**Problem requirements**
Among the records below, find each line that includes the string "giác" and copy it.

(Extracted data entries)
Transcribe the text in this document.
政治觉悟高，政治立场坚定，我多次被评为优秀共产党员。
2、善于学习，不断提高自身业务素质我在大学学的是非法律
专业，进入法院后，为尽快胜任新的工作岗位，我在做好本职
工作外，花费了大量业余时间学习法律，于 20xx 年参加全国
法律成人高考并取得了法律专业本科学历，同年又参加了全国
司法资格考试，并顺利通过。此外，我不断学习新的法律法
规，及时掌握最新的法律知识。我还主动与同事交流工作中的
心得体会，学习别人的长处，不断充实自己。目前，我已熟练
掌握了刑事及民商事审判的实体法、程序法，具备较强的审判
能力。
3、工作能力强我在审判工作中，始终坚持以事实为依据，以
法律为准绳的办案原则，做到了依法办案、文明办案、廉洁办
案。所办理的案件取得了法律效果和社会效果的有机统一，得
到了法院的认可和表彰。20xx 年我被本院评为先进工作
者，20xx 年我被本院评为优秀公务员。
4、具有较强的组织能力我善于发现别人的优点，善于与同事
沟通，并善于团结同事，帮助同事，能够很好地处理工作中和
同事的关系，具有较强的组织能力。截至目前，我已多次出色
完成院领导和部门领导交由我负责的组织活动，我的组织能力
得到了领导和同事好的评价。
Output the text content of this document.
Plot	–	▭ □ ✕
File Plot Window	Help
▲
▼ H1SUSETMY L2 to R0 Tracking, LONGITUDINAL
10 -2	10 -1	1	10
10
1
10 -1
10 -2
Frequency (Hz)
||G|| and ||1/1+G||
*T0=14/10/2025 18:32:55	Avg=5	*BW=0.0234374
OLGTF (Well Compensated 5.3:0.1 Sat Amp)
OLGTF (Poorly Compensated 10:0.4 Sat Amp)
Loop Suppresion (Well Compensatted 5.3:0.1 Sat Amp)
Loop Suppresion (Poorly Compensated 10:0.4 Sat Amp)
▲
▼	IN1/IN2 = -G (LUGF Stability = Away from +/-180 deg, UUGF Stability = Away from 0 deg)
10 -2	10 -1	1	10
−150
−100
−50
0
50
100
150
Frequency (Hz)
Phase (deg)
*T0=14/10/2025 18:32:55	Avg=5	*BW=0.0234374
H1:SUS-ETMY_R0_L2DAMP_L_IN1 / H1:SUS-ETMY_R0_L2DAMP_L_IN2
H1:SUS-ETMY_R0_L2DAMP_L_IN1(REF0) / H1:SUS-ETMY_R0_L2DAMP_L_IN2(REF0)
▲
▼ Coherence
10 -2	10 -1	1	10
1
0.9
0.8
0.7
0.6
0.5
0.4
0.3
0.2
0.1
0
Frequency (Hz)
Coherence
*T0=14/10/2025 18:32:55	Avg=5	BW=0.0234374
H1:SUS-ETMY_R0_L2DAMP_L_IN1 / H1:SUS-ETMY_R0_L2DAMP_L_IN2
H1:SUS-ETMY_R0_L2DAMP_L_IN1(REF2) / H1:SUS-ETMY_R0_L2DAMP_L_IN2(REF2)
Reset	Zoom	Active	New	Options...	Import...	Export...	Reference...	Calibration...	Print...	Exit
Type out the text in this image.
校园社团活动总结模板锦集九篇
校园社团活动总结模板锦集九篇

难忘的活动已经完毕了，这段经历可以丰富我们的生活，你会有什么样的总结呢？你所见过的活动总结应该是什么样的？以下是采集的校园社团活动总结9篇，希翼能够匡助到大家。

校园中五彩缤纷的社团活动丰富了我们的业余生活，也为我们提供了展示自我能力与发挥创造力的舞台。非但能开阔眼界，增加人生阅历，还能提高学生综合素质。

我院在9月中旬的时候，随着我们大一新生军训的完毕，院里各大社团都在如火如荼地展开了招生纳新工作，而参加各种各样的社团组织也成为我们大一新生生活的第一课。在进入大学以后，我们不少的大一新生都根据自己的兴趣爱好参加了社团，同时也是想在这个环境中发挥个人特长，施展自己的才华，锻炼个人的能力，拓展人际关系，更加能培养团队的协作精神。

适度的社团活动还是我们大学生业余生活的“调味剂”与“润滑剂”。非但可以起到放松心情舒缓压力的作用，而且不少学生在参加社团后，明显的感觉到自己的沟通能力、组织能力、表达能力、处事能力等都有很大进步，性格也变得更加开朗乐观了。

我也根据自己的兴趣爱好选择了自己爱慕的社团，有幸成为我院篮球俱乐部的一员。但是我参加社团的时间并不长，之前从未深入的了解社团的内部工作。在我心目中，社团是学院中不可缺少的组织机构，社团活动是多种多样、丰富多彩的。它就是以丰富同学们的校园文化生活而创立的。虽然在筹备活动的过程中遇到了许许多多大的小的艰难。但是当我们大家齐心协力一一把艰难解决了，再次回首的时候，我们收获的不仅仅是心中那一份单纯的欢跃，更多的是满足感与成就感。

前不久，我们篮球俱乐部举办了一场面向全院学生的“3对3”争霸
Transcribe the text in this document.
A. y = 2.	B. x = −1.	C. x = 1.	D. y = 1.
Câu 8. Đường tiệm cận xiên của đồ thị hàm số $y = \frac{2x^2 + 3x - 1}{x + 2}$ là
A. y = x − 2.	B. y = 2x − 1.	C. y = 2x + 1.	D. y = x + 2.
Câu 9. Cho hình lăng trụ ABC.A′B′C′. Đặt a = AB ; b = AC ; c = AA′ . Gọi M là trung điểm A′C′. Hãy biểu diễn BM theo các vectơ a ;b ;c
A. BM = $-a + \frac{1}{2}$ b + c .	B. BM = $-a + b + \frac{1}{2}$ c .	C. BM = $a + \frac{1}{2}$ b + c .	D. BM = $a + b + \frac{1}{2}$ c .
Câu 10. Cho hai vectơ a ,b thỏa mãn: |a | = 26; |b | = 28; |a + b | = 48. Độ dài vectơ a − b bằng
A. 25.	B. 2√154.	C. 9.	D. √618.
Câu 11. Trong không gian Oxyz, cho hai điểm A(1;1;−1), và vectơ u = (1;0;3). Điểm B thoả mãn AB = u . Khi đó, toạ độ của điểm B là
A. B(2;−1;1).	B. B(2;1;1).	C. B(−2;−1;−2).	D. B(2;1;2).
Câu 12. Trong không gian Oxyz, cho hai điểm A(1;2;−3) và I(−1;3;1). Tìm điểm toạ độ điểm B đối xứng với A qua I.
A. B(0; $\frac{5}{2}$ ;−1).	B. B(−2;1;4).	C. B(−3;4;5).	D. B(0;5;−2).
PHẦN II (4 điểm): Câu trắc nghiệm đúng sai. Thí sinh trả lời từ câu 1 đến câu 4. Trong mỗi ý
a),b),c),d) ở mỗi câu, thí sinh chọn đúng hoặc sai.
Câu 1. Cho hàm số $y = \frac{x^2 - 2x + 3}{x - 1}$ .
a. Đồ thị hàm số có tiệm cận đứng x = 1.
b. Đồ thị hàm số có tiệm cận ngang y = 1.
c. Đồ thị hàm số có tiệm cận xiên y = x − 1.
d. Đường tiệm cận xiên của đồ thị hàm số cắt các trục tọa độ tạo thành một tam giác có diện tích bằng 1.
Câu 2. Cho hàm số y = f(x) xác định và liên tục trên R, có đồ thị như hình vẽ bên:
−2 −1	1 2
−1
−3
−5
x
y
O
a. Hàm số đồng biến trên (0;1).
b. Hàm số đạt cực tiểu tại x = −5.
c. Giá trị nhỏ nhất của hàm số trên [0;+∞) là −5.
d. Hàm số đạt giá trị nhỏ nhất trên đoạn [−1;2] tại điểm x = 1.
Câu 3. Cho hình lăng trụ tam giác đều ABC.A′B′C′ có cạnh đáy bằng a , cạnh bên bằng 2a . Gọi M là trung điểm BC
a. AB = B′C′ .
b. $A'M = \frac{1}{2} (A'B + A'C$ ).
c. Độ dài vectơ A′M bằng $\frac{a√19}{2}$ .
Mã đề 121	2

**Solution to the exercise**
d. Đường tiệm cận xiên của đồ thị hàm số cắt các trục tọa độ tạo thành một tam giác có diện tích bằng 1.
Câu 3. Cho hình lăng trụ tam giác đều ABC.A′B′C′ có cạnh đáy bằng a , cạnh bên bằng 2a . Gọi M là trung điểm BC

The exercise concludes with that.